Directive: Copy every line of the records below that holds the word "доходы".

Excerpted records:
****************************************

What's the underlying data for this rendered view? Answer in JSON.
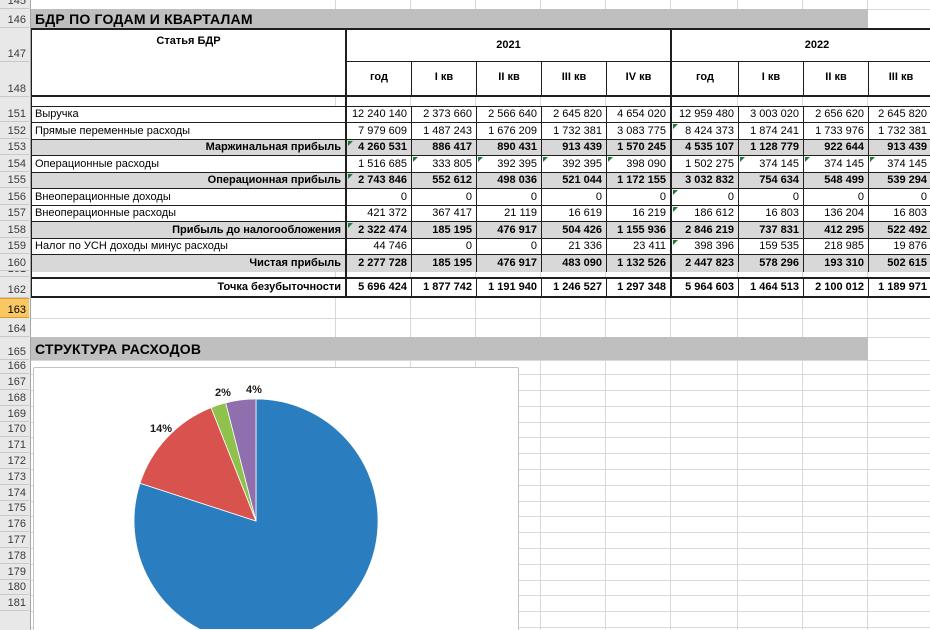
{
  "sheet": {
    "row_numbers": [
      "145",
      "146",
      "147",
      "148",
      "151",
      "152",
      "153",
      "154",
      "155",
      "156",
      "157",
      "158",
      "159",
      "160",
      "161",
      "162",
      "163",
      "164",
      "165",
      "166",
      "167",
      "168",
      "169",
      "170",
      "171",
      "172",
      "173",
      "174",
      "175",
      "176",
      "177",
      "178",
      "179",
      "180",
      "181"
    ],
    "selected_row": "163"
  },
  "table": {
    "title": "БДР ПО ГОДАМ И КВАРТАЛАМ",
    "stub_header": "Статья БДР",
    "groups": [
      {
        "year": "2021",
        "cols": [
          "год",
          "I кв",
          "II кв",
          "III кв",
          "IV кв"
        ]
      },
      {
        "year": "2022",
        "cols": [
          "год",
          "I кв",
          "II кв",
          "III кв"
        ]
      }
    ],
    "rows": [
      {
        "label": "Выручка",
        "kind": "data",
        "v2021": [
          "12 240 140",
          "2 373 660",
          "2 566 640",
          "2 645 820",
          "4 654 020"
        ],
        "v2022": [
          "12 959 480",
          "3 003 020",
          "2 656 620",
          "2 645 820"
        ],
        "f21": [],
        "f22": []
      },
      {
        "label": "Прямые переменные расходы",
        "kind": "data",
        "v2021": [
          "7 979 609",
          "1 487 243",
          "1 676 209",
          "1 732 381",
          "3 083 775"
        ],
        "v2022": [
          "8 424 373",
          "1 874 241",
          "1 733 976",
          "1 732 381"
        ],
        "f21": [],
        "f22": [
          0
        ]
      },
      {
        "label": "Маржинальная прибыль",
        "kind": "subtotal",
        "v2021": [
          "4 260 531",
          "886 417",
          "890 431",
          "913 439",
          "1 570 245"
        ],
        "v2022": [
          "4 535 107",
          "1 128 779",
          "922 644",
          "913 439"
        ],
        "f21": [
          0
        ],
        "f22": []
      },
      {
        "label": "Операционные расходы",
        "kind": "data",
        "v2021": [
          "1 516 685",
          "333 805",
          "392 395",
          "392 395",
          "398 090"
        ],
        "v2022": [
          "1 502 275",
          "374 145",
          "374 145",
          "374 145"
        ],
        "f21": [
          1,
          2,
          3,
          4
        ],
        "f22": [
          1,
          2,
          3
        ]
      },
      {
        "label": "Операционная прибыль",
        "kind": "subtotal",
        "v2021": [
          "2 743 846",
          "552 612",
          "498 036",
          "521 044",
          "1 172 155"
        ],
        "v2022": [
          "3 032 832",
          "754 634",
          "548 499",
          "539 294"
        ],
        "f21": [
          0
        ],
        "f22": []
      },
      {
        "label": "Внеоперационные доходы",
        "kind": "data",
        "v2021": [
          "0",
          "0",
          "0",
          "0",
          "0"
        ],
        "v2022": [
          "0",
          "0",
          "0",
          "0"
        ],
        "f21": [],
        "f22": [
          0
        ]
      },
      {
        "label": "Внеоперационные расходы",
        "kind": "data",
        "v2021": [
          "421 372",
          "367 417",
          "21 119",
          "16 619",
          "16 219"
        ],
        "v2022": [
          "186 612",
          "16 803",
          "136 204",
          "16 803"
        ],
        "f21": [],
        "f22": [
          0
        ]
      },
      {
        "label": "Прибыль до налогообложения",
        "kind": "subtotal",
        "v2021": [
          "2 322 474",
          "185 195",
          "476 917",
          "504 426",
          "1 155 936"
        ],
        "v2022": [
          "2 846 219",
          "737 831",
          "412 295",
          "522 492"
        ],
        "f21": [
          0
        ],
        "f22": []
      },
      {
        "label": "Налог по УСН доходы минус расходы",
        "kind": "data",
        "v2021": [
          "44 746",
          "0",
          "0",
          "21 336",
          "23 411"
        ],
        "v2022": [
          "398 396",
          "159 535",
          "218 985",
          "19 876"
        ],
        "f21": [],
        "f22": [
          0
        ]
      },
      {
        "label": "Чистая прибыль",
        "kind": "subtotal",
        "v2021": [
          "2 277 728",
          "185 195",
          "476 917",
          "483 090",
          "1 132 526"
        ],
        "v2022": [
          "2 447 823",
          "578 296",
          "193 310",
          "502 615"
        ],
        "f21": [],
        "f22": []
      }
    ],
    "breakeven": {
      "label": "Точка безубыточности",
      "v2021": [
        "5 696 424",
        "1 877 742",
        "1 191 940",
        "1 246 527",
        "1 297 348"
      ],
      "v2022": [
        "5 964 603",
        "1 464 513",
        "2 100 012",
        "1 189 971"
      ]
    }
  },
  "chart_section_title": "СТРУКТУРА РАСХОДОВ",
  "chart_data": {
    "type": "pie",
    "title": "СТРУКТУРА РАСХОДОВ",
    "slices": [
      {
        "label": "80%",
        "value": 80,
        "color": "#2a7ebf",
        "label_visible": false
      },
      {
        "label": "14%",
        "value": 14,
        "color": "#d9534e",
        "label_visible": true
      },
      {
        "label": "2%",
        "value": 2,
        "color": "#8fc14d",
        "label_visible": true
      },
      {
        "label": "4%",
        "value": 4,
        "color": "#8f6fad",
        "label_visible": true
      }
    ],
    "start_angle_deg": 0,
    "clockwise": true,
    "legend": "none"
  }
}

****************************************

The solution:
        "label": "Внеоперационные доходы",
        "label": "Налог по УСН доходы минус расходы",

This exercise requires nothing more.